PROBLEM TO WORK ON:
Omit every image, and transcribe the remaining entries exactly as given.

STORED RECORDS:
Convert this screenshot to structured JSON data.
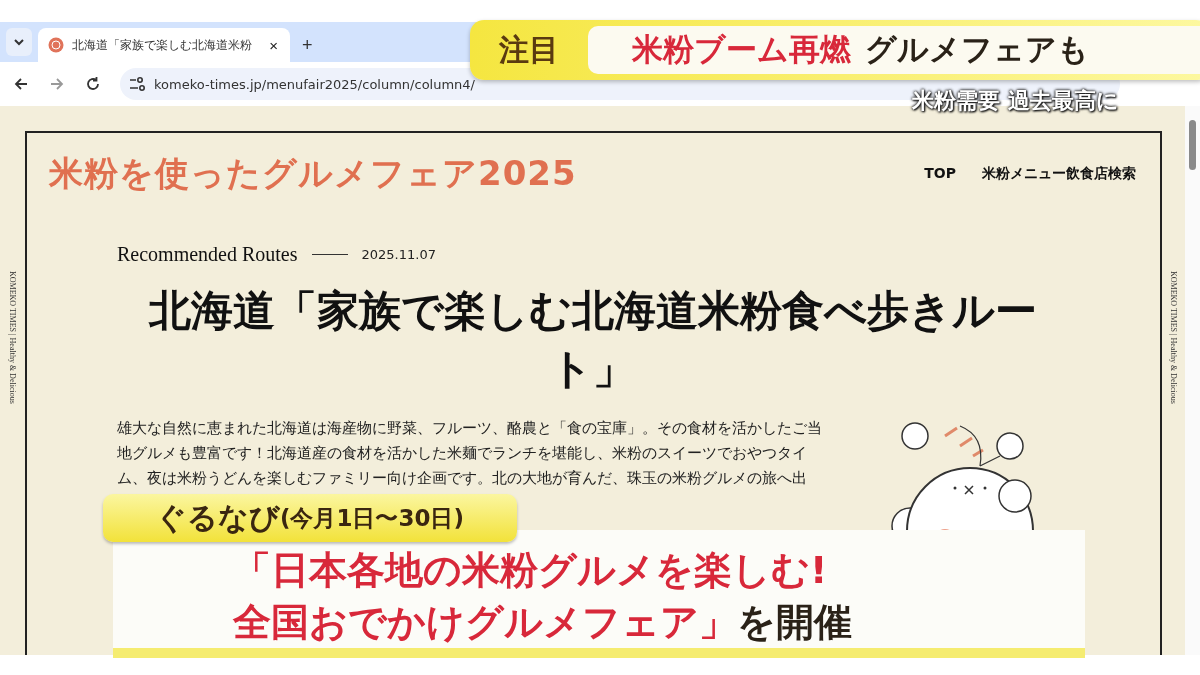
{
  "browser": {
    "tab": {
      "title": "北海道「家族で楽しむ北海道米粉",
      "close": "×",
      "selected": true
    },
    "new_tab": "+",
    "url": "komeko-times.jp/menufair2025/column/column4/"
  },
  "site": {
    "logo": "米粉を使ったグルメフェア2025",
    "nav": [
      {
        "label": "TOP"
      },
      {
        "label": "米粉メニュー飲食店検索"
      }
    ],
    "side_text": [
      "KOMEKO TIMES | Healthy & Delicious",
      "KOMEKO TIMES | Healthy & Delicious"
    ]
  },
  "article": {
    "category": "Recommended Routes",
    "date": "2025.11.07",
    "title": "北海道「家族で楽しむ北海道米粉食べ歩きルート」",
    "body": "雄大な自然に恵まれた北海道は海産物に野菜、フルーツ、酪農と「食の宝庫」。その食材を活かしたご当地グルメも豊富です！北海道産の食材を活かした米麺でランチを堪能し、米粉のスイーツでおやつタイム、夜は米粉うどんを楽しむファミリー向け企画です。北の大地が育んだ、珠玉の米粉グルメの旅へ出"
  },
  "captions": {
    "tag": "注目",
    "headline": [
      {
        "text": "米粉ブーム再燃",
        "kind": "highlight"
      },
      {
        "text": "グルメフェアも",
        "kind": "plain"
      }
    ],
    "sub": "米粉需要 過去最高に",
    "source": "ぐるなび",
    "period": "(今月1日〜30日)",
    "lines": [
      [
        {
          "text": "「日本各地の米粉グルメを楽しむ!",
          "kind": "highlight"
        }
      ],
      [
        {
          "text": "全国おでかけグルメフェア」",
          "kind": "highlight"
        },
        {
          "text": "を開催",
          "kind": "plain"
        }
      ]
    ]
  }
}
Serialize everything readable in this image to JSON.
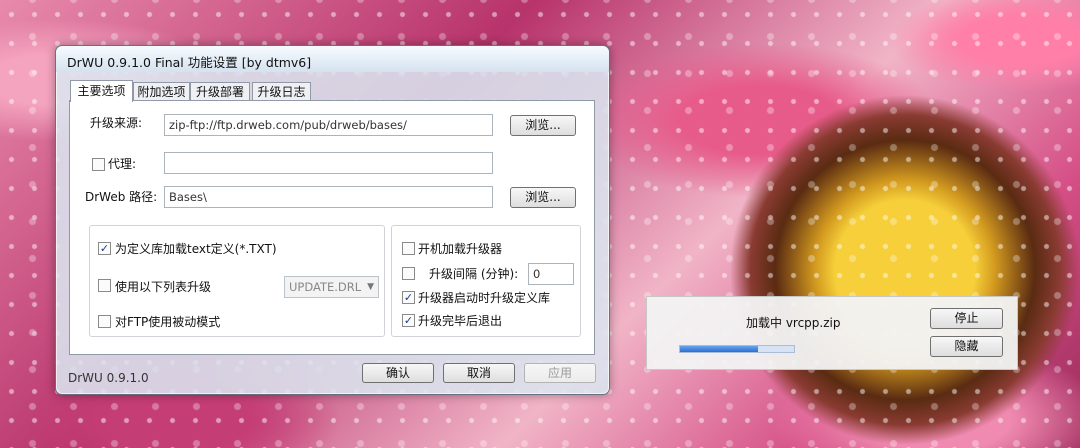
{
  "window": {
    "title": "DrWU 0.9.1.0 Final 功能设置 [by dtmv6]",
    "tabs": [
      {
        "label": "主要选项"
      },
      {
        "label": "附加选项"
      },
      {
        "label": "升级部署"
      },
      {
        "label": "升级日志"
      }
    ],
    "source_label": "升级来源:",
    "source_value": "zip-ftp://ftp.drweb.com/pub/drweb/bases/",
    "browse_label": "浏览...",
    "proxy_label": "代理:",
    "proxy_value": "",
    "drweb_path_label": "DrWeb 路径:",
    "drweb_path_value": "Bases\\",
    "browse2_label": "浏览...",
    "left_group": {
      "option1": "为定义库加载text定义(*.TXT)",
      "option2": "使用以下列表升级",
      "option2_select": "UPDATE.DRL",
      "option3": "对FTP使用被动模式"
    },
    "right_group": {
      "option1": "开机加载升级器",
      "option2": "升级间隔 (分钟):",
      "interval_value": "0",
      "option3": "升级器启动时升级定义库",
      "option4": "升级完毕后退出"
    },
    "footer_version": "DrWU  0.9.1.0",
    "confirm_label": "确认",
    "cancel_label": "取消",
    "apply_label": "应用"
  },
  "toast": {
    "loading_text": "加载中  vrcpp.zip",
    "stop_label": "停止",
    "hide_label": "隐藏",
    "progress_fraction": 0.68
  },
  "checks": {
    "proxy_checked": "",
    "left1_checked": "✓",
    "left2_checked": "",
    "left3_checked": "",
    "right1_checked": "",
    "right2_checked": "",
    "right3_checked": "✓",
    "right4_checked": "✓"
  }
}
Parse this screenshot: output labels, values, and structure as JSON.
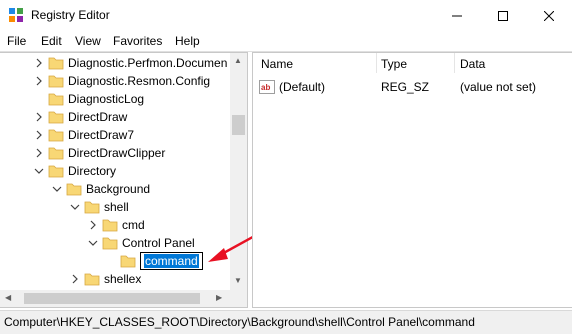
{
  "window": {
    "title": "Registry Editor",
    "icon": "registry-editor-icon"
  },
  "menu": {
    "items": [
      "File",
      "Edit",
      "View",
      "Favorites",
      "Help"
    ]
  },
  "tree": {
    "nodes": [
      {
        "label": "Diagnostic.Perfmon.Documen",
        "expander": "collapsed"
      },
      {
        "label": "Diagnostic.Resmon.Config",
        "expander": "collapsed"
      },
      {
        "label": "DiagnosticLog",
        "expander": "none"
      },
      {
        "label": "DirectDraw",
        "expander": "collapsed"
      },
      {
        "label": "DirectDraw7",
        "expander": "collapsed"
      },
      {
        "label": "DirectDrawClipper",
        "expander": "collapsed"
      },
      {
        "label": "Directory",
        "expander": "expanded"
      },
      {
        "label": "Background",
        "expander": "expanded"
      },
      {
        "label": "shell",
        "expander": "expanded"
      },
      {
        "label": "cmd",
        "expander": "collapsed"
      },
      {
        "label": "Control Panel",
        "expander": "expanded"
      },
      {
        "label": "command",
        "expander": "none",
        "editing": true
      },
      {
        "label": "shellex",
        "expander": "collapsed"
      }
    ]
  },
  "list": {
    "columns": [
      "Name",
      "Type",
      "Data"
    ],
    "rows": [
      {
        "name": "(Default)",
        "type": "REG_SZ",
        "data": "(value not set)",
        "icon": "string-value-icon"
      }
    ]
  },
  "status": {
    "path": "Computer\\HKEY_CLASSES_ROOT\\Directory\\Background\\shell\\Control Panel\\command"
  },
  "colors": {
    "selection": "#0078d7",
    "folder": "#f8d775",
    "annotation_arrow": "#e81123"
  }
}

PROBLEM SOLUTION:
Convert this screenshot to structured JSON data.
{
  "browser": {
    "tab": {
      "title": "北海道「家族で楽しむ北海道米粉",
      "close": "×",
      "selected": true
    },
    "new_tab": "+",
    "url": "komeko-times.jp/menufair2025/column/column4/"
  },
  "site": {
    "logo": "米粉を使ったグルメフェア2025",
    "nav": [
      {
        "label": "TOP"
      },
      {
        "label": "米粉メニュー飲食店検索"
      }
    ],
    "side_text": [
      "KOMEKO TIMES | Healthy & Delicious",
      "KOMEKO TIMES | Healthy & Delicious"
    ]
  },
  "article": {
    "category": "Recommended Routes",
    "date": "2025.11.07",
    "title": "北海道「家族で楽しむ北海道米粉食べ歩きルート」",
    "body": "雄大な自然に恵まれた北海道は海産物に野菜、フルーツ、酪農と「食の宝庫」。その食材を活かしたご当地グルメも豊富です！北海道産の食材を活かした米麺でランチを堪能し、米粉のスイーツでおやつタイム、夜は米粉うどんを楽しむファミリー向け企画です。北の大地が育んだ、珠玉の米粉グルメの旅へ出"
  },
  "captions": {
    "tag": "注目",
    "headline": [
      {
        "text": "米粉ブーム再燃",
        "kind": "highlight"
      },
      {
        "text": "グルメフェアも",
        "kind": "plain"
      }
    ],
    "sub": "米粉需要 過去最高に",
    "source": "ぐるなび",
    "period": "(今月1日〜30日)",
    "lines": [
      [
        {
          "text": "「日本各地の米粉グルメを楽しむ!",
          "kind": "highlight"
        }
      ],
      [
        {
          "text": "全国おでかけグルメフェア」",
          "kind": "highlight"
        },
        {
          "text": "を開催",
          "kind": "plain"
        }
      ]
    ]
  }
}
Serialize everything readable in this image to JSON.
{
  "window": {
    "title": "DrWU 0.9.1.0 Final 功能设置 [by dtmv6]",
    "tabs": [
      {
        "label": "主要选项"
      },
      {
        "label": "附加选项"
      },
      {
        "label": "升级部署"
      },
      {
        "label": "升级日志"
      }
    ],
    "source_label": "升级来源:",
    "source_value": "zip-ftp://ftp.drweb.com/pub/drweb/bases/",
    "browse_label": "浏览...",
    "proxy_label": "代理:",
    "proxy_value": "",
    "drweb_path_label": "DrWeb 路径:",
    "drweb_path_value": "Bases\\",
    "browse2_label": "浏览...",
    "left_group": {
      "option1": "为定义库加载text定义(*.TXT)",
      "option2": "使用以下列表升级",
      "option2_select": "UPDATE.DRL",
      "option3": "对FTP使用被动模式"
    },
    "right_group": {
      "option1": "开机加载升级器",
      "option2": "升级间隔 (分钟):",
      "interval_value": "0",
      "option3": "升级器启动时升级定义库",
      "option4": "升级完毕后退出"
    },
    "footer_version": "DrWU  0.9.1.0",
    "confirm_label": "确认",
    "cancel_label": "取消",
    "apply_label": "应用"
  },
  "toast": {
    "loading_text": "加载中  vrcpp.zip",
    "stop_label": "停止",
    "hide_label": "隐藏",
    "progress_fraction": 0.68
  },
  "checks": {
    "proxy_checked": "",
    "left1_checked": "✓",
    "left2_checked": "",
    "left3_checked": "",
    "right1_checked": "",
    "right2_checked": "",
    "right3_checked": "✓",
    "right4_checked": "✓"
  }
}
Parse this screenshot: output labels, values, and structure as JSON.
{
  "window": {
    "title": "Registry Editor",
    "icon": "registry-editor-icon"
  },
  "menu": {
    "items": [
      "File",
      "Edit",
      "View",
      "Favorites",
      "Help"
    ]
  },
  "tree": {
    "nodes": [
      {
        "label": "Diagnostic.Perfmon.Documen",
        "expander": "collapsed"
      },
      {
        "label": "Diagnostic.Resmon.Config",
        "expander": "collapsed"
      },
      {
        "label": "DiagnosticLog",
        "expander": "none"
      },
      {
        "label": "DirectDraw",
        "expander": "collapsed"
      },
      {
        "label": "DirectDraw7",
        "expander": "collapsed"
      },
      {
        "label": "DirectDrawClipper",
        "expander": "collapsed"
      },
      {
        "label": "Directory",
        "expander": "expanded"
      },
      {
        "label": "Background",
        "expander": "expanded"
      },
      {
        "label": "shell",
        "expander": "expanded"
      },
      {
        "label": "cmd",
        "expander": "collapsed"
      },
      {
        "label": "Control Panel",
        "expander": "expanded"
      },
      {
        "label": "command",
        "expander": "none",
        "editing": true
      },
      {
        "label": "shellex",
        "expander": "collapsed"
      }
    ]
  },
  "list": {
    "columns": [
      "Name",
      "Type",
      "Data"
    ],
    "rows": [
      {
        "name": "(Default)",
        "type": "REG_SZ",
        "data": "(value not set)",
        "icon": "string-value-icon"
      }
    ]
  },
  "status": {
    "path": "Computer\\HKEY_CLASSES_ROOT\\Directory\\Background\\shell\\Control Panel\\command"
  },
  "colors": {
    "selection": "#0078d7",
    "folder": "#f8d775",
    "annotation_arrow": "#e81123"
  }
}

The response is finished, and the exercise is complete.